— start —

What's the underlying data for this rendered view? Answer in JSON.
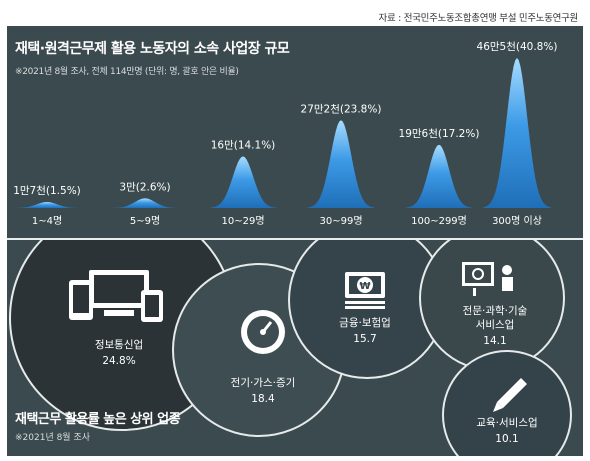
{
  "source": "자료 : 전국민주노동조합총연맹 부설 민주노동연구원",
  "icons": [
    "computer-devices-icon",
    "gauge-icon",
    "banknote-icon",
    "presentation-icon",
    "pencil-icon"
  ],
  "colors": {
    "panel": "#3b4a4e",
    "bell": "#2f8fd8",
    "bell_light": "#8fcfff",
    "industry_circle": "#2b3336"
  },
  "chart_data": [
    {
      "type": "area",
      "title": "재택·원격근무제 활용 노동자의 소속 사업장 규모",
      "subtitle": "※2021년 8월 조사, 전체 114만명 (단위: 명, 괄호 안은 비율)",
      "categories": [
        "1~4명",
        "5~9명",
        "10~29명",
        "30~99명",
        "100~299명",
        "300명 이상"
      ],
      "values": [
        17000,
        30000,
        160000,
        272000,
        196000,
        465000
      ],
      "percent": [
        1.5,
        2.6,
        14.1,
        23.8,
        17.2,
        40.8
      ],
      "labels": [
        "1만7천(1.5%)",
        "3만(2.6%)",
        "16만(14.1%)",
        "27만2천(23.8%)",
        "19만6천(17.2%)",
        "46만5천(40.8%)"
      ]
    },
    {
      "type": "bubble",
      "title": "재택근무 활용률 높은 상위 업종",
      "subtitle": "※2021년 8월 조사",
      "categories": [
        "정보통신업",
        "전기·가스·증기",
        "금융·보험업",
        "전문·과학·기술 서비스업",
        "교육·서비스업"
      ],
      "values": [
        24.8,
        18.4,
        15.7,
        14.1,
        10.1
      ],
      "value_labels": [
        "24.8%",
        "18.4",
        "15.7",
        "14.1",
        "10.1"
      ]
    }
  ]
}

— end —

*WHAT THE TASK ASKS*. Please write out all of the material above without changing a word, and omit any pictures.

*PROBLEM SOLUTION*.
What's the underlying data for this rendered view? Answer in JSON.
{
  "source": "자료 : 전국민주노동조합총연맹 부설 민주노동연구원",
  "icons": [
    "computer-devices-icon",
    "gauge-icon",
    "banknote-icon",
    "presentation-icon",
    "pencil-icon"
  ],
  "colors": {
    "panel": "#3b4a4e",
    "bell": "#2f8fd8",
    "bell_light": "#8fcfff",
    "industry_circle": "#2b3336"
  },
  "chart_data": [
    {
      "type": "area",
      "title": "재택·원격근무제 활용 노동자의 소속 사업장 규모",
      "subtitle": "※2021년 8월 조사, 전체 114만명 (단위: 명, 괄호 안은 비율)",
      "categories": [
        "1~4명",
        "5~9명",
        "10~29명",
        "30~99명",
        "100~299명",
        "300명 이상"
      ],
      "values": [
        17000,
        30000,
        160000,
        272000,
        196000,
        465000
      ],
      "percent": [
        1.5,
        2.6,
        14.1,
        23.8,
        17.2,
        40.8
      ],
      "labels": [
        "1만7천(1.5%)",
        "3만(2.6%)",
        "16만(14.1%)",
        "27만2천(23.8%)",
        "19만6천(17.2%)",
        "46만5천(40.8%)"
      ]
    },
    {
      "type": "bubble",
      "title": "재택근무 활용률 높은 상위 업종",
      "subtitle": "※2021년 8월 조사",
      "categories": [
        "정보통신업",
        "전기·가스·증기",
        "금융·보험업",
        "전문·과학·기술 서비스업",
        "교육·서비스업"
      ],
      "values": [
        24.8,
        18.4,
        15.7,
        14.1,
        10.1
      ],
      "value_labels": [
        "24.8%",
        "18.4",
        "15.7",
        "14.1",
        "10.1"
      ]
    }
  ]
}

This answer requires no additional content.